▶ [Text segment]:
● ● ● ● ● ● ●
This talk marks the beginning of GReTA-ExACT, a new online working group within the GReTA community. The aim of this working group will consist in providing an interdisciplinary forum for exploring the diverse aspects of applied category theory relevant in graph transformation systems and their generalizations, in developing a methodology for formalizing diagrammatic proofs as relevant in rewriting theories via proof assistants such as Coq, and in establishing a community-driven wiki system and repository for mathematical knowledge in our research field (akin to a domain-specific Coq-enabled variant of the nLab). A further research question will consist in exploring the possibility for deriving reference prototype implementations of concrete rewriting systems (e.g., over multi- or simple directed graphs) directly from the category-theoretical semantics, in the spirit of the translation-based approaches as in [1],[2] (utilizing theorem provers such as Microsoft Z3).
● ● ● ● ● ● ●
▶ [Given entries]:
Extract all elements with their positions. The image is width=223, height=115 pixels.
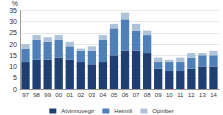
svg-text:09: 09 xyxy=(155,92,162,98)
svg-text:10: 10 xyxy=(9,63,17,70)
svg-text:0: 0 xyxy=(13,86,17,93)
svg-text:10: 10 xyxy=(166,92,173,98)
svg-text:11: 11 xyxy=(177,92,184,98)
svg-text:Atvinnuvegir: Atvinnuvegir xyxy=(61,108,94,114)
svg-text:06: 06 xyxy=(122,92,129,98)
svg-text:35: 35 xyxy=(9,7,17,14)
svg-text:13: 13 xyxy=(199,92,206,98)
svg-text:30: 30 xyxy=(9,18,17,25)
svg-text:14: 14 xyxy=(210,92,217,98)
svg-text:99: 99 xyxy=(44,92,51,98)
svg-text:02: 02 xyxy=(77,92,84,98)
svg-text:04: 04 xyxy=(100,92,107,98)
svg-text:15: 15 xyxy=(9,52,17,59)
svg-text:07: 07 xyxy=(133,92,140,98)
svg-text:05: 05 xyxy=(111,92,118,98)
svg-text:97: 97 xyxy=(22,92,29,98)
svg-text:Opinber: Opinber xyxy=(152,108,173,114)
svg-text:20: 20 xyxy=(9,41,17,48)
svg-text:03: 03 xyxy=(89,92,96,98)
svg-text:5: 5 xyxy=(13,74,17,81)
svg-text:Heimili: Heimili xyxy=(114,108,132,114)
svg-text:01: 01 xyxy=(66,92,73,98)
svg-text:25: 25 xyxy=(9,29,17,36)
svg-text:08: 08 xyxy=(144,92,151,98)
svg-text:12: 12 xyxy=(188,92,195,98)
svg-text:98: 98 xyxy=(33,92,40,98)
svg-text:00: 00 xyxy=(55,92,62,98)
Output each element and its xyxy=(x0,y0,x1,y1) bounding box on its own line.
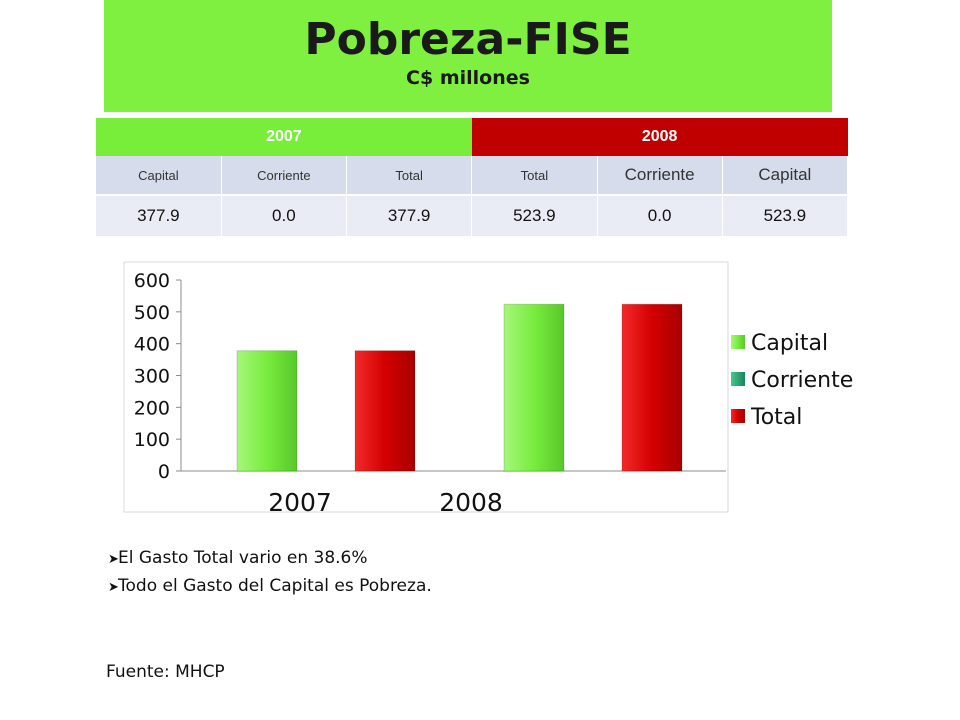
table-cell: 377.9 xyxy=(346,194,473,236)
page-title: Pobreza-FISE xyxy=(304,14,632,65)
table-cell: 523.9 xyxy=(471,194,598,236)
legend-swatch-capital xyxy=(731,335,745,349)
year-header-2008: 2008 xyxy=(471,118,848,156)
legend-swatch-corriente xyxy=(731,372,745,386)
x-tick-label: 2007 xyxy=(268,488,332,517)
arrow-bullet-icon: ➤ xyxy=(108,580,119,595)
title-banner: Pobreza-FISE C$ millones xyxy=(104,0,832,112)
col-header-corriente: Corriente xyxy=(221,156,348,195)
table-cell: 523.9 xyxy=(722,194,849,236)
col-header-total: Total xyxy=(346,156,473,195)
year-header-row: 2007 2008 xyxy=(96,118,848,156)
year-header-2007: 2007 xyxy=(96,118,472,156)
y-tick-label: 200 xyxy=(134,397,170,419)
column-header-row: Capital Corriente Total Total Corriente … xyxy=(96,156,849,195)
bar-capital-2008 xyxy=(503,303,565,472)
y-tick-label: 100 xyxy=(134,429,170,451)
y-tick-label: 400 xyxy=(134,334,170,356)
chart-frame xyxy=(123,261,729,513)
bar-total-2007 xyxy=(354,350,416,472)
page-subtitle: C$ millones xyxy=(406,67,530,89)
y-tick-label: 300 xyxy=(134,366,170,388)
value-row: 377.9 0.0 377.9 523.9 0.0 523.9 xyxy=(96,194,849,236)
bar-total-2008 xyxy=(621,303,683,472)
col-header-corriente: Corriente xyxy=(597,156,723,195)
legend-swatch-total xyxy=(731,409,745,423)
legend-label-corriente: Corriente xyxy=(751,368,853,393)
legend-label-capital: Capital xyxy=(751,331,828,356)
bar-capital-2007 xyxy=(236,350,298,472)
legend-label-total: Total xyxy=(750,405,802,430)
bullet-list: ➤El Gasto Total vario en 38.6% ➤Todo el … xyxy=(108,544,432,600)
col-header-capital: Capital xyxy=(722,156,849,195)
y-tick-label: 600 xyxy=(134,270,170,292)
bullet-item: ➤Todo el Gasto del Capital es Pobreza. xyxy=(108,572,432,600)
x-tick-label: 2008 xyxy=(439,488,503,517)
table-cell: 377.9 xyxy=(96,194,222,236)
source-note: Fuente: MHCP xyxy=(106,662,225,682)
y-tick-label: 500 xyxy=(134,302,170,324)
table-cell: 0.0 xyxy=(221,194,348,236)
table-cell: 0.0 xyxy=(597,194,723,236)
col-header-total: Total xyxy=(471,156,598,195)
arrow-bullet-icon: ➤ xyxy=(108,552,119,567)
bullet-item: ➤El Gasto Total vario en 38.6% xyxy=(108,544,432,572)
data-table: 2007 2008 Capital Corriente Total Total … xyxy=(96,118,849,236)
col-header-capital: Capital xyxy=(96,156,222,195)
y-tick-label: 0 xyxy=(158,461,170,483)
● ● ● ● ● ● ●
▶ [Your goal]:
Please pick up the announcement of the GReTA-ExACT working group right after its final sentence and carry it forward.

▶ [Answer for the task]:
In the first part of this talk, I will provide an illustrated tour of broad scope of mathematical concepts in modern categorical rewriting theories, ranging over the definitions of Double-Pushout (DPO) and Sesqui-Pushout (SqPO) semantics to the notions of concurrency and associativity theorems, their proofs (illustrating a particular type of diagrammatic reasoning on commutative diagrams), the theory of tracelets, their Hopf algebras and decomposition spaces, certain concepts of opfibrations and finally double-categorical structures that are currently under active investigation (joint work with Paul-André Melliès and Noam Zeilberger). In the second part of the talk, I will outline a proposal for the new GReTA-ExACT online working group format.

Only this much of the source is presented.